Scan the lines below for the string "screenshot" and copy every one that has it.
>> START Material
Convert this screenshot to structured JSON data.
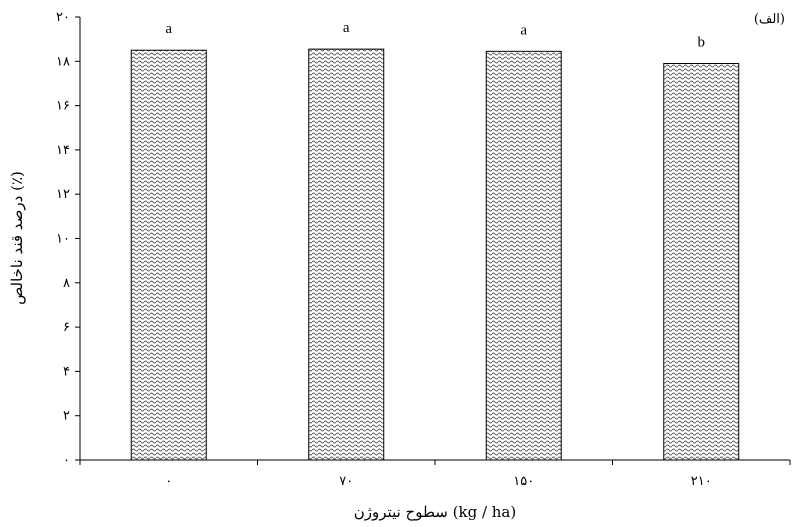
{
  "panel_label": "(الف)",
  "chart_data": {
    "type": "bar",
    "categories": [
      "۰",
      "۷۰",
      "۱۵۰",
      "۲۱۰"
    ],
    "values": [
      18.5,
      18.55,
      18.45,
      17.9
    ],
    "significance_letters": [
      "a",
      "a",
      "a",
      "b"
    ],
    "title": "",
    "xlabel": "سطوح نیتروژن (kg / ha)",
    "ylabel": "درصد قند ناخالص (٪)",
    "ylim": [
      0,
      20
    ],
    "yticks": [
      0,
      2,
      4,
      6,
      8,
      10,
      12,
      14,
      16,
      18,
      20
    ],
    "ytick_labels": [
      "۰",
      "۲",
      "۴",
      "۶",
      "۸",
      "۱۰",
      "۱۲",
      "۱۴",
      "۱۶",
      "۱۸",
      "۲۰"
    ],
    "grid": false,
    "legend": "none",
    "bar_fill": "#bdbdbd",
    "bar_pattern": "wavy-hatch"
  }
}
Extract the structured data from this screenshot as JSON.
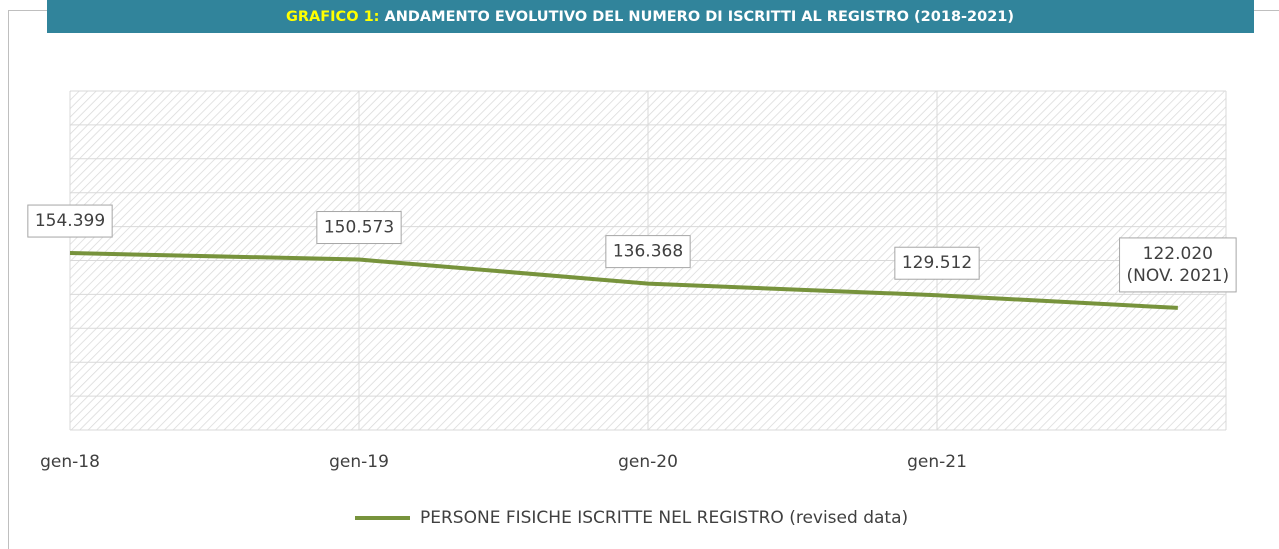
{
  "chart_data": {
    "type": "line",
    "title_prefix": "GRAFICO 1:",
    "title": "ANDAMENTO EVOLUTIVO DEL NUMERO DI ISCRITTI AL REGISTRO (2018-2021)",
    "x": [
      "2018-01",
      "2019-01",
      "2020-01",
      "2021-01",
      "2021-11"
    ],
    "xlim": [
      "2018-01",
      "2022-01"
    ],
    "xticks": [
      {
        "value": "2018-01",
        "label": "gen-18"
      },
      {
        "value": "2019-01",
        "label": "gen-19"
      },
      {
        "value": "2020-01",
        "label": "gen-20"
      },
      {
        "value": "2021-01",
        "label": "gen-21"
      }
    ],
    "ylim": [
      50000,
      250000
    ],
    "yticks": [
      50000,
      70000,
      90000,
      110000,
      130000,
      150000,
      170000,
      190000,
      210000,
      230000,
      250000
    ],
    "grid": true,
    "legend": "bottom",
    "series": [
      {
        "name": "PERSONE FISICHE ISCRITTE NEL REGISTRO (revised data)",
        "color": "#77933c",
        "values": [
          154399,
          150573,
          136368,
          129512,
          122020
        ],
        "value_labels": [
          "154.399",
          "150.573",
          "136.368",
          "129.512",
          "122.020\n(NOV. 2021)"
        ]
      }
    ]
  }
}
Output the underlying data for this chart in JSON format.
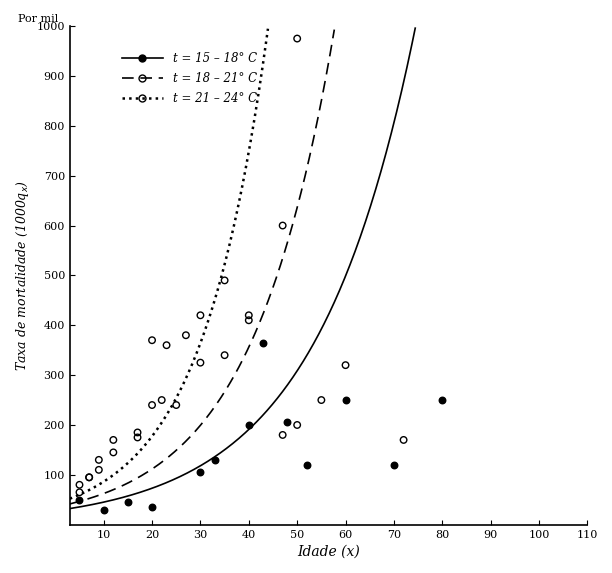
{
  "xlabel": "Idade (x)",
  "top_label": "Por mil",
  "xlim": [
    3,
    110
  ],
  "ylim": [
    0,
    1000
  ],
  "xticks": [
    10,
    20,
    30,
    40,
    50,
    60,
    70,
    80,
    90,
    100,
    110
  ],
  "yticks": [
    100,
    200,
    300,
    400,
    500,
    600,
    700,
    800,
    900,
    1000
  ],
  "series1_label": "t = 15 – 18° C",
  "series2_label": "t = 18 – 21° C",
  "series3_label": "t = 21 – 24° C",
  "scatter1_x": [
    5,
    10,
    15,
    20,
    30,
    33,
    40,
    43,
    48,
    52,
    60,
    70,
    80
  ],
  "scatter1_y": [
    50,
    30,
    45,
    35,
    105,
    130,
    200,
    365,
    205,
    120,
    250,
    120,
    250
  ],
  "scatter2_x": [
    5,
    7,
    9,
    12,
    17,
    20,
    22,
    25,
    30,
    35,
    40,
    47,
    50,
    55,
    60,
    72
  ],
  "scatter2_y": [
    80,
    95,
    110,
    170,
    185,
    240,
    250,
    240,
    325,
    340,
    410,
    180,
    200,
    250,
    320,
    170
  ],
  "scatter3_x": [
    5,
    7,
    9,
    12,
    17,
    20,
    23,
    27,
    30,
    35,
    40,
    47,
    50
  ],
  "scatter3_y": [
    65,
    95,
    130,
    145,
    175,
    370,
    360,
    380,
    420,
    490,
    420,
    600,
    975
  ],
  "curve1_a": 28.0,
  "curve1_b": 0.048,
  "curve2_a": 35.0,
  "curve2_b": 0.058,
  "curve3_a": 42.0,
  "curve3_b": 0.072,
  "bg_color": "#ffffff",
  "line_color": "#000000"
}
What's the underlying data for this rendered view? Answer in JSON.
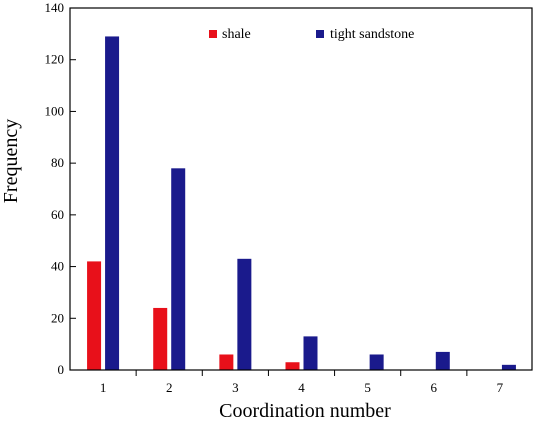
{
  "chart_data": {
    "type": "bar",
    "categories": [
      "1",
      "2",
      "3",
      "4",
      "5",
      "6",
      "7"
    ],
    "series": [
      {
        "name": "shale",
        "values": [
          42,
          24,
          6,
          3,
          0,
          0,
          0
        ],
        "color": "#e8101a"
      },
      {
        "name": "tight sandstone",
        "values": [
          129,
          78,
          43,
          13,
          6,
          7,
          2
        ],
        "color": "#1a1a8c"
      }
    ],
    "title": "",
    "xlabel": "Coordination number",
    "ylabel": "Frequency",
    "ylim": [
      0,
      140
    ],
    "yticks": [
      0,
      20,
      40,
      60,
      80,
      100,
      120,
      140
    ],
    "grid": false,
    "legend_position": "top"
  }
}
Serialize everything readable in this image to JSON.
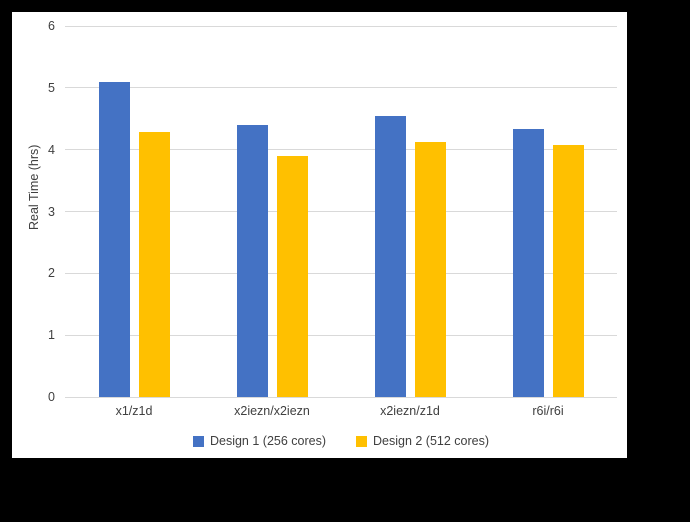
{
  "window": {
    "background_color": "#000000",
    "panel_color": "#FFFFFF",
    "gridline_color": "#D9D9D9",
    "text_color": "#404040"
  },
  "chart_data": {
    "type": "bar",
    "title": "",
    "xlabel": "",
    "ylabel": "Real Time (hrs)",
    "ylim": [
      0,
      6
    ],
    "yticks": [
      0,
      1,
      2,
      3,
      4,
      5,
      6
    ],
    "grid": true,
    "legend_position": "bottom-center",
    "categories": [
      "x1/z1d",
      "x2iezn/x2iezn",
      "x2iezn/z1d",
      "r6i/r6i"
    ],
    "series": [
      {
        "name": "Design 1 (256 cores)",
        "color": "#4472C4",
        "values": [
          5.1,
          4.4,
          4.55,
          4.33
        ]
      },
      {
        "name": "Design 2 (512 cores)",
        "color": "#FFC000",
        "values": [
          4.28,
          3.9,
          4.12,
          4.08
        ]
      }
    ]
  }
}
>> END Material
*Task answer*.
Convert this screenshot to structured JSON data.
Extract the structured data from this screenshot as JSON.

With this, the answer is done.